[begin Recorded data]

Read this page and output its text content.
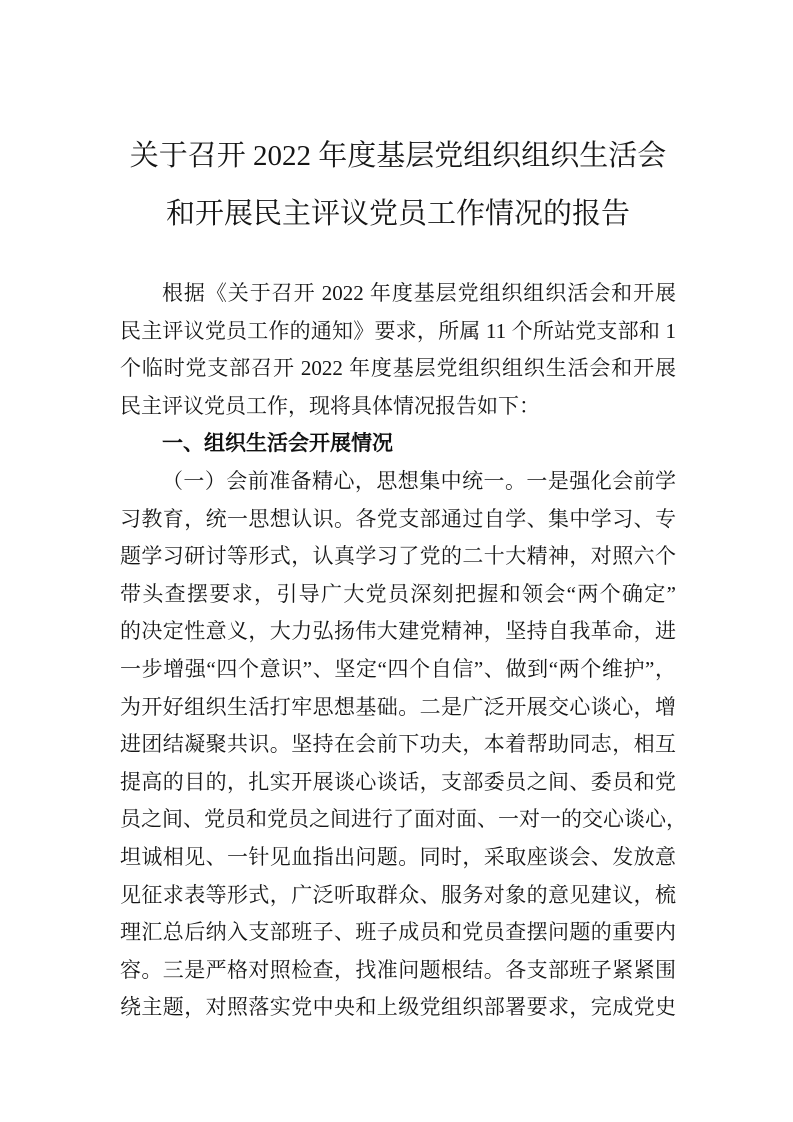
关于召开 2022 年度基层党组织组织生活会
和开展民主评议党员工作情况的报告
根据《关于召开 2022 年度基层党组织组织活会和开展
民主评议党员工作的通知》要求，所属 11 个所站党支部和 1
个临时党支部召开 2022 年度基层党组织组织生活会和开展
民主评议党员工作，现将具体情况报告如下：
一、组织生活会开展情况
（一）会前准备精心，思想集中统一。一是强化会前学
习教育，统一思想认识。各党支部通过自学、集中学习、专
题学习研讨等形式，认真学习了党的二十大精神，对照六个
带头查摆要求，引导广大党员深刻把握和领会“两个确定”
的决定性意义，大力弘扬伟大建党精神，坚持自我革命，进
一步增强“四个意识”、坚定“四个自信”、做到“两个维护”，
为开好组织生活打牢思想基础。二是广泛开展交心谈心，增
进团结凝聚共识。坚持在会前下功夫，本着帮助同志，相互
提高的目的，扎实开展谈心谈话，支部委员之间、委员和党
员之间、党员和党员之间进行了面对面、一对一的交心谈心，
坦诚相见、一针见血指出问题。同时，采取座谈会、发放意
见征求表等形式，广泛听取群众、服务对象的意见建议，梳
理汇总后纳入支部班子、班子成员和党员查摆问题的重要内
容。三是严格对照检查，找准问题根结。各支部班子紧紧围
绕主题，对照落实党中央和上级党组织部署要求，完成党史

[end Recorded data]

**Aim**
From the data above, copy each line that has the string "关于召开".

**Solution to this problem**
关于召开 2022 年度基层党组织组织生活会
根据《关于召开 2022 年度基层党组织组织活会和开展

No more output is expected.